- **GIVEN INSTRUCTION**
From the entries below, list each line with "решить".

- **EXERCISE INPUTS**
────────────────
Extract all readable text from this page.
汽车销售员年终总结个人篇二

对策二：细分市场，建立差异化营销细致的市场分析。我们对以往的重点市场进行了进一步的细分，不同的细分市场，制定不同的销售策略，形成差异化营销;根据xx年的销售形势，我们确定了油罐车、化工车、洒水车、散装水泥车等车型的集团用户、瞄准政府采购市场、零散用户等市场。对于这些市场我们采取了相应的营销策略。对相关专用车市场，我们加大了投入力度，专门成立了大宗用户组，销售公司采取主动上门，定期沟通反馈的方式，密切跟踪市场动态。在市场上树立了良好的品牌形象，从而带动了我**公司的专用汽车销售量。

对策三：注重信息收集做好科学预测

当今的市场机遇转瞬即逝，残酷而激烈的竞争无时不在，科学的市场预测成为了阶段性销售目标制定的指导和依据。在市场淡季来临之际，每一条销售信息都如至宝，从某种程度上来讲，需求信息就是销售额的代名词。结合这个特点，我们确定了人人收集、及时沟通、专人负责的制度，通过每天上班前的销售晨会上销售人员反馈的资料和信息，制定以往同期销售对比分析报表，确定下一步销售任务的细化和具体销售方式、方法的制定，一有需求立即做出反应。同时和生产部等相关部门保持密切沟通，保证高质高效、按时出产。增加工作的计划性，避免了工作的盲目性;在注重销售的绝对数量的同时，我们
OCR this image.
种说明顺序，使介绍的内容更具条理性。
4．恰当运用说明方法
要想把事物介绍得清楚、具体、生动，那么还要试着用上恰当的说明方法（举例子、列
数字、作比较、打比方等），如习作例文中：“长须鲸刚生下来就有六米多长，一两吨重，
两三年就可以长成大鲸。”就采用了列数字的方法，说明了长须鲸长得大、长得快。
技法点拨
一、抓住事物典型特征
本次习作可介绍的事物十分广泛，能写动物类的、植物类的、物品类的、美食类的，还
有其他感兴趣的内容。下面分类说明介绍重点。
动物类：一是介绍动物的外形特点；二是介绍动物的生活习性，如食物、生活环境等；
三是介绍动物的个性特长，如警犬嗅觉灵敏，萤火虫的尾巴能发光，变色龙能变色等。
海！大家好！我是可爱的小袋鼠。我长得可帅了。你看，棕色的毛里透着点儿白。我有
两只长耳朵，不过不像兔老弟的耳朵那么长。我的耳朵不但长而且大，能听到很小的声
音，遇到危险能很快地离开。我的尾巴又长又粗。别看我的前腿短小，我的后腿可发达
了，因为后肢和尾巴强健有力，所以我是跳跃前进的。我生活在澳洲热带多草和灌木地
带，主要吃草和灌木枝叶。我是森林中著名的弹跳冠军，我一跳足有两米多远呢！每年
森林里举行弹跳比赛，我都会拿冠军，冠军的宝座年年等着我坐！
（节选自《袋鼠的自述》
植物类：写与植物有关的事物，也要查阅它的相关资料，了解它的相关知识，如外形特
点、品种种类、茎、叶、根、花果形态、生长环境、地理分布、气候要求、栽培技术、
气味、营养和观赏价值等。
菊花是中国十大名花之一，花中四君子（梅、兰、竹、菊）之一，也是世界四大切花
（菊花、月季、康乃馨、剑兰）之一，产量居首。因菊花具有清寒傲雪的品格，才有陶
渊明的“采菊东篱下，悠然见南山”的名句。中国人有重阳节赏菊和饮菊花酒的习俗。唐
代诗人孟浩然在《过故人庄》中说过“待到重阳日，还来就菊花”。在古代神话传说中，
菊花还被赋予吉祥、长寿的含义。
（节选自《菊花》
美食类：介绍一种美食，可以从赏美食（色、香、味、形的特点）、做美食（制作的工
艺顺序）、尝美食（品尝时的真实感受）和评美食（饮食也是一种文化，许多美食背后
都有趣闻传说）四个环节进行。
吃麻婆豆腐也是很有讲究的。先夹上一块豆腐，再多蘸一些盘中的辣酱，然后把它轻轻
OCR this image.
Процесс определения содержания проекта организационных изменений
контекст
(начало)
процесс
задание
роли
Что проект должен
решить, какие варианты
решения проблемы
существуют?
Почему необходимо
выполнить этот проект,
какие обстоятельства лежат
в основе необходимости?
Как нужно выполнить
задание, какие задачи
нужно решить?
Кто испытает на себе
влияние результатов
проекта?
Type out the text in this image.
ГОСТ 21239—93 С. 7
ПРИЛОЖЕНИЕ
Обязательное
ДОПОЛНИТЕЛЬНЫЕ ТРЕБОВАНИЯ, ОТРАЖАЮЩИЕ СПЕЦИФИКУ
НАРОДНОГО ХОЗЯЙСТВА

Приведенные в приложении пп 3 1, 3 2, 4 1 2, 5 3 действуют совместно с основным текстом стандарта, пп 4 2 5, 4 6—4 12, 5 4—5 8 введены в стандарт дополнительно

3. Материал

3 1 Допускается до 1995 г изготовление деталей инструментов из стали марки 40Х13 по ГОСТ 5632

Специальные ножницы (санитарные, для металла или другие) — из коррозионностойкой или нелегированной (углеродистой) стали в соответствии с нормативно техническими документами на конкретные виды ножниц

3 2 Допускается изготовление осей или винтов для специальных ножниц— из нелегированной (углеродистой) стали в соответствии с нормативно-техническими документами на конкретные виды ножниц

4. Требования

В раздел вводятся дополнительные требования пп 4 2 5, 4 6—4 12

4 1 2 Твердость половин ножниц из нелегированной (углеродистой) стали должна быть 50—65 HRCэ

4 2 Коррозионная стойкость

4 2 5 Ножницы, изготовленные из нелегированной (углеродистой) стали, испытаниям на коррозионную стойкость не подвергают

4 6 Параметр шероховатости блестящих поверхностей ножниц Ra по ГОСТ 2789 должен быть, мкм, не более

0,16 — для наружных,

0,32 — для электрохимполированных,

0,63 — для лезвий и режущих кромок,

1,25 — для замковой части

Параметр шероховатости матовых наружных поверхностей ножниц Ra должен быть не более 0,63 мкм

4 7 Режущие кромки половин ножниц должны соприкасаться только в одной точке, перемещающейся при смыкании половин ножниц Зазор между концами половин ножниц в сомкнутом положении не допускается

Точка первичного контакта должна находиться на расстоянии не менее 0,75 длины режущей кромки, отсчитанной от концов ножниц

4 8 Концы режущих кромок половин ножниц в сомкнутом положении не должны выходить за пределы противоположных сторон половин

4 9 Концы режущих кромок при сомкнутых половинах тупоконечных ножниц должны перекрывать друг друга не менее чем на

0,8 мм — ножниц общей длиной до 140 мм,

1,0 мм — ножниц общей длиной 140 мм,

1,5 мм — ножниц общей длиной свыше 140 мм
────────────────
- **TASK RESULT**
решить, какие варианты
нужно решить?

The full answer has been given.